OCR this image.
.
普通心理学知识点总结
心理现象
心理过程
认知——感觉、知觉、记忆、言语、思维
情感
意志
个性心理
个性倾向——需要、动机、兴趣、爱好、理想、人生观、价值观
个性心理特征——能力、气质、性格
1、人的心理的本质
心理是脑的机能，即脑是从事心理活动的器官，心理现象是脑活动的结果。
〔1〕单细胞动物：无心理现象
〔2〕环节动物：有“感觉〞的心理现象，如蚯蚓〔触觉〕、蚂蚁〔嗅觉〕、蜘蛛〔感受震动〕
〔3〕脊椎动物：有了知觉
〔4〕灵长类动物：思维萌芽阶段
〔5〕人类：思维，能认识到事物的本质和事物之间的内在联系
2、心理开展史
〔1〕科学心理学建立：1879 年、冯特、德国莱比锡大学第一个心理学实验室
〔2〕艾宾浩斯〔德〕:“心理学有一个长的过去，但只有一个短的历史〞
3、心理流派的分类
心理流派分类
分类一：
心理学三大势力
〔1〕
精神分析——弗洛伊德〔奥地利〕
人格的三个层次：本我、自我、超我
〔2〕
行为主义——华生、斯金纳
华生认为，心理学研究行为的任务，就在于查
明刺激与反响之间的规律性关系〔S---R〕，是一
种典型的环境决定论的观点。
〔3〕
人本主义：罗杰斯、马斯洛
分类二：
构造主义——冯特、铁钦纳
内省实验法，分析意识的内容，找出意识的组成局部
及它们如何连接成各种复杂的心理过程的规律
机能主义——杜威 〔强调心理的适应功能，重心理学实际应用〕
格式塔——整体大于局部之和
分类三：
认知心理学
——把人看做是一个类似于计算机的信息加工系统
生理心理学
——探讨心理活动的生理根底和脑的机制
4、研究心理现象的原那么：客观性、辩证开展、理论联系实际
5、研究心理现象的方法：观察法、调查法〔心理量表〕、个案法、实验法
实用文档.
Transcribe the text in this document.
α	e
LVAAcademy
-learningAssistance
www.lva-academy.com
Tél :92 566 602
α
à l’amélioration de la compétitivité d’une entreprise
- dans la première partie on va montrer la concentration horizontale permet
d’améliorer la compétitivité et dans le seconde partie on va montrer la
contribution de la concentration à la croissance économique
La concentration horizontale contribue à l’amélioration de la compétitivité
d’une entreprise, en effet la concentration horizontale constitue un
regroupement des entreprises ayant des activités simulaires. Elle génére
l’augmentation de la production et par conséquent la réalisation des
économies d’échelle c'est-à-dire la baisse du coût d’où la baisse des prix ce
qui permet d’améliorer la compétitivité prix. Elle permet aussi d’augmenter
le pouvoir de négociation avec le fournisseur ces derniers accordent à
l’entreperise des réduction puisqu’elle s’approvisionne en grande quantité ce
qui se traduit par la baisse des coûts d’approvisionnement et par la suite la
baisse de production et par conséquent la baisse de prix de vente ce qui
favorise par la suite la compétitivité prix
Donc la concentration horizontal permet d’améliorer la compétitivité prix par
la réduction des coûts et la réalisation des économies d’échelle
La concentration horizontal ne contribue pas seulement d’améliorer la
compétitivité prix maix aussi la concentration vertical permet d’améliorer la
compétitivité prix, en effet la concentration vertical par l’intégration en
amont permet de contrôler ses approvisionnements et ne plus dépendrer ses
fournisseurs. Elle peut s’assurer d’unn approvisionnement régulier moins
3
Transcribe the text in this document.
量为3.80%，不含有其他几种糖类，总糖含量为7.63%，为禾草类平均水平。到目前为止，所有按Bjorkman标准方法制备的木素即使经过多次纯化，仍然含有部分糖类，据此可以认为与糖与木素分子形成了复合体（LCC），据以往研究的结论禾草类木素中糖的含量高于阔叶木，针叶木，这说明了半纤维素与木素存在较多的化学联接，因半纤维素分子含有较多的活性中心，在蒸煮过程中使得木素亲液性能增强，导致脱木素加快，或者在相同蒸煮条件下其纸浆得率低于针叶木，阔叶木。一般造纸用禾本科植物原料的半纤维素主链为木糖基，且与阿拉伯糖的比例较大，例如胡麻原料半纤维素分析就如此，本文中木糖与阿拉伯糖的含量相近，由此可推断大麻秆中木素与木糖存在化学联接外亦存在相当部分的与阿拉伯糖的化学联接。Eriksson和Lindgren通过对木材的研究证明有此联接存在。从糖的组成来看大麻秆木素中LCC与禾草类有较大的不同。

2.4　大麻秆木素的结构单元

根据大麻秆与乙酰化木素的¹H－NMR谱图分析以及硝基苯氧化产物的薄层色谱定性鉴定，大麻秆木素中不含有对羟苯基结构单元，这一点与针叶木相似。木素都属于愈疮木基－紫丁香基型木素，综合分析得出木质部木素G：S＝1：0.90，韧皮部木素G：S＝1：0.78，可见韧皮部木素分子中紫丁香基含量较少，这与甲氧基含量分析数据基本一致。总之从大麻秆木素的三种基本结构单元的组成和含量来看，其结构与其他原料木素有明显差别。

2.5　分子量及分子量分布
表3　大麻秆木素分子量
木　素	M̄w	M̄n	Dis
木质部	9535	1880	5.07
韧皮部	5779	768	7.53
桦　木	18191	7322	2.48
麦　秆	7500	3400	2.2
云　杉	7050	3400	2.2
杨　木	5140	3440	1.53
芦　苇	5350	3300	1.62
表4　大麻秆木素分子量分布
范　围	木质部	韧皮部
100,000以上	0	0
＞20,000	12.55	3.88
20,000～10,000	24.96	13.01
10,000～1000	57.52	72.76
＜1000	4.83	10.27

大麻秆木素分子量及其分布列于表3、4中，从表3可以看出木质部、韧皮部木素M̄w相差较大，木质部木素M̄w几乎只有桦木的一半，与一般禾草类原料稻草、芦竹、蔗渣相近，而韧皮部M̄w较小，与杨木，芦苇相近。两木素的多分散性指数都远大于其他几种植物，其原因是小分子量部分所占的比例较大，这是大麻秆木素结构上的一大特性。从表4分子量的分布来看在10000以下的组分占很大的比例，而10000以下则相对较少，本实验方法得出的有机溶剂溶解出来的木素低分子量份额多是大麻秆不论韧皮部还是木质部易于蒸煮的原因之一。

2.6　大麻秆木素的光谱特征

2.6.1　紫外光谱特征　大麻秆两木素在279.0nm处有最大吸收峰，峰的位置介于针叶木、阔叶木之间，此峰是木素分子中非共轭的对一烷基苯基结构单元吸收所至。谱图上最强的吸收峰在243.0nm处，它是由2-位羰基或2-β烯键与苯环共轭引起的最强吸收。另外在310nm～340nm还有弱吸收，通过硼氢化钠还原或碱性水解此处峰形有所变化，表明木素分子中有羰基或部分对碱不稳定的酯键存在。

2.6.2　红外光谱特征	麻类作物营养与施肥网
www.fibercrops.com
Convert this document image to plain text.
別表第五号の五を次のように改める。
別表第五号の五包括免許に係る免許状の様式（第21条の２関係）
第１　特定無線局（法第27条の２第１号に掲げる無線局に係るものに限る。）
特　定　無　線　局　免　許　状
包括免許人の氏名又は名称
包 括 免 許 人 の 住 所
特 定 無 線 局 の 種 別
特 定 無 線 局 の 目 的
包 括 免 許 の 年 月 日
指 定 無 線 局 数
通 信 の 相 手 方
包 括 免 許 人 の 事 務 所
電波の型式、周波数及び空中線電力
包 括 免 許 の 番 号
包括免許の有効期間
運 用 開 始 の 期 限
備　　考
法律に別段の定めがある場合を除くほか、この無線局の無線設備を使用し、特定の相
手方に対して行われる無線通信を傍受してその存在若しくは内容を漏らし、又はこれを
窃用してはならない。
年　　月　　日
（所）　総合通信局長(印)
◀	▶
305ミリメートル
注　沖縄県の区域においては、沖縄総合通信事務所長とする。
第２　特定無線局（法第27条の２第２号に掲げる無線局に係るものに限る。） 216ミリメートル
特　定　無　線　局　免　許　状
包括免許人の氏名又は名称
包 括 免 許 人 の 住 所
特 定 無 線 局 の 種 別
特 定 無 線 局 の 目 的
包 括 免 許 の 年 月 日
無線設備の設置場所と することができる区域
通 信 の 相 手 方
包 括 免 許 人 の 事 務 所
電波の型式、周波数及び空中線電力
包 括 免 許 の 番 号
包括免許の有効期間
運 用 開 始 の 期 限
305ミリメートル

^^^^^^^^^^^^^^^^

> [Directions for this task]: Write out exactly the lines of the entries above that run from the line containing "Convert this document image to plain text." through the last line, including both.

> [Full solution]:
Convert this document image to plain text.
別表第五号の五を次のように改める。
別表第五号の五包括免許に係る免許状の様式（第21条の２関係）
第１　特定無線局（法第27条の２第１号に掲げる無線局に係るものに限る。）
特　定　無　線　局　免　許　状
包括免許人の氏名又は名称
包 括 免 許 人 の 住 所
特 定 無 線 局 の 種 別
特 定 無 線 局 の 目 的
包 括 免 許 の 年 月 日
指 定 無 線 局 数
通 信 の 相 手 方
包 括 免 許 人 の 事 務 所
電波の型式、周波数及び空中線電力
包 括 免 許 の 番 号
包括免許の有効期間
運 用 開 始 の 期 限
備　　考
法律に別段の定めがある場合を除くほか、この無線局の無線設備を使用し、特定の相
手方に対して行われる無線通信を傍受してその存在若しくは内容を漏らし、又はこれを
窃用してはならない。
年　　月　　日
（所）　総合通信局長(印)
◀	▶
305ミリメートル
注　沖縄県の区域においては、沖縄総合通信事務所長とする。
第２　特定無線局（法第27条の２第２号に掲げる無線局に係るものに限る。） 216ミリメートル
特　定　無　線　局　免　許　状
包括免許人の氏名又は名称
包 括 免 許 人 の 住 所
特 定 無 線 局 の 種 別
特 定 無 線 局 の 目 的
包 括 免 許 の 年 月 日
無線設備の設置場所と することができる区域
通 信 の 相 手 方
包 括 免 許 人 の 事 務 所
電波の型式、周波数及び空中線電力
包 括 免 許 の 番 号
包括免許の有効期間
運 用 開 始 の 期 限
305ミリメートル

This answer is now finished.